- **RECORDS FOR THE EXERCISE**:
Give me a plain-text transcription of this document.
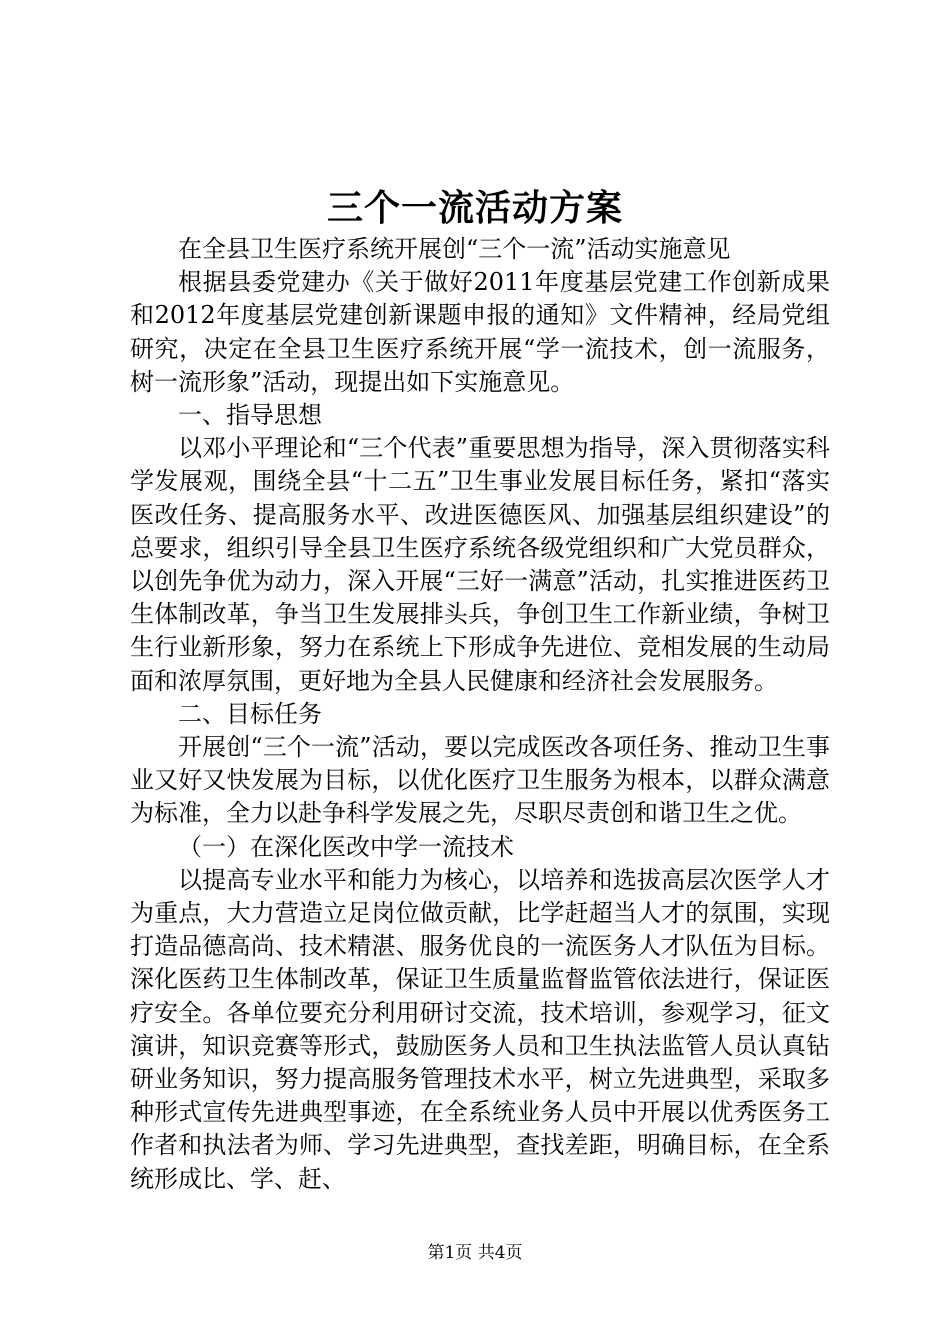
三个一流活动方案

在全县卫生医疗系统开展创“三个一流”活动实施意见

根据县委党建办《关于做好2011年度基层党建工作创新成果和2012年度基层党建创新课题申报的通知》文件精神，经局党组研究，决定在全县卫生医疗系统开展“学一流技术，创一流服务，树一流形象”活动，现提出如下实施意见。

一、指导思想

以邓小平理论和“三个代表”重要思想为指导，深入贯彻落实科学发展观，围绕全县“十二五”卫生事业发展目标任务，紧扣“落实医改任务、提高服务水平、改进医德医风、加强基层组织建设”的总要求，组织引导全县卫生医疗系统各级党组织和广大党员群众，以创先争优为动力，深入开展“三好一满意”活动，扎实推进医药卫生体制改革，争当卫生发展排头兵，争创卫生工作新业绩，争树卫生行业新形象，努力在系统上下形成争先进位、竞相发展的生动局面和浓厚氛围，更好地为全县人民健康和经济社会发展服务。

二、目标任务

开展创“三个一流”活动，要以完成医改各项任务、推动卫生事业又好又快发展为目标，以优化医疗卫生服务为根本，以群众满意为标准，全力以赴争科学发展之先，尽职尽责创和谐卫生之优。

（一）在深化医改中学一流技术

以提高专业水平和能力为核心，以培养和选拔高层次医学人才为重点，大力营造立足岗位做贡献，比学赶超当人才的氛围，实现打造品德高尚、技术精湛、服务优良的一流医务人才队伍为目标。深化医药卫生体制改革，保证卫生质量监督监管依法进行，保证医疗安全。各单位要充分利用研讨交流，技术培训，参观学习，征文演讲，知识竞赛等形式，鼓励医务人员和卫生执法监管人员认真钻研业务知识，努力提高服务管理技术水平，树立先进典型，采取多种形式宣传先进典型事迹，在全系统业务人员中开展以优秀医务工作者和执法者为师、学习先进典型，查找差距，明确目标，在全系统形成比、学、赶、

第1页 共4页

- **STATED GOAL**:
Transcribe the preceding listing in its entirety and with exact wording, leaving out pictures.

- **THE SOLUTION**:
Give me a plain-text transcription of this document.
三个一流活动方案

在全县卫生医疗系统开展创“三个一流”活动实施意见

根据县委党建办《关于做好2011年度基层党建工作创新成果和2012年度基层党建创新课题申报的通知》文件精神，经局党组研究，决定在全县卫生医疗系统开展“学一流技术，创一流服务，树一流形象”活动，现提出如下实施意见。

一、指导思想

以邓小平理论和“三个代表”重要思想为指导，深入贯彻落实科学发展观，围绕全县“十二五”卫生事业发展目标任务，紧扣“落实医改任务、提高服务水平、改进医德医风、加强基层组织建设”的总要求，组织引导全县卫生医疗系统各级党组织和广大党员群众，以创先争优为动力，深入开展“三好一满意”活动，扎实推进医药卫生体制改革，争当卫生发展排头兵，争创卫生工作新业绩，争树卫生行业新形象，努力在系统上下形成争先进位、竞相发展的生动局面和浓厚氛围，更好地为全县人民健康和经济社会发展服务。

二、目标任务

开展创“三个一流”活动，要以完成医改各项任务、推动卫生事业又好又快发展为目标，以优化医疗卫生服务为根本，以群众满意为标准，全力以赴争科学发展之先，尽职尽责创和谐卫生之优。

（一）在深化医改中学一流技术

以提高专业水平和能力为核心，以培养和选拔高层次医学人才为重点，大力营造立足岗位做贡献，比学赶超当人才的氛围，实现打造品德高尚、技术精湛、服务优良的一流医务人才队伍为目标。深化医药卫生体制改革，保证卫生质量监督监管依法进行，保证医疗安全。各单位要充分利用研讨交流，技术培训，参观学习，征文演讲，知识竞赛等形式，鼓励医务人员和卫生执法监管人员认真钻研业务知识，努力提高服务管理技术水平，树立先进典型，采取多种形式宣传先进典型事迹，在全系统业务人员中开展以优秀医务工作者和执法者为师、学习先进典型，查找差距，明确目标，在全系统形成比、学、赶、

第1页 共4页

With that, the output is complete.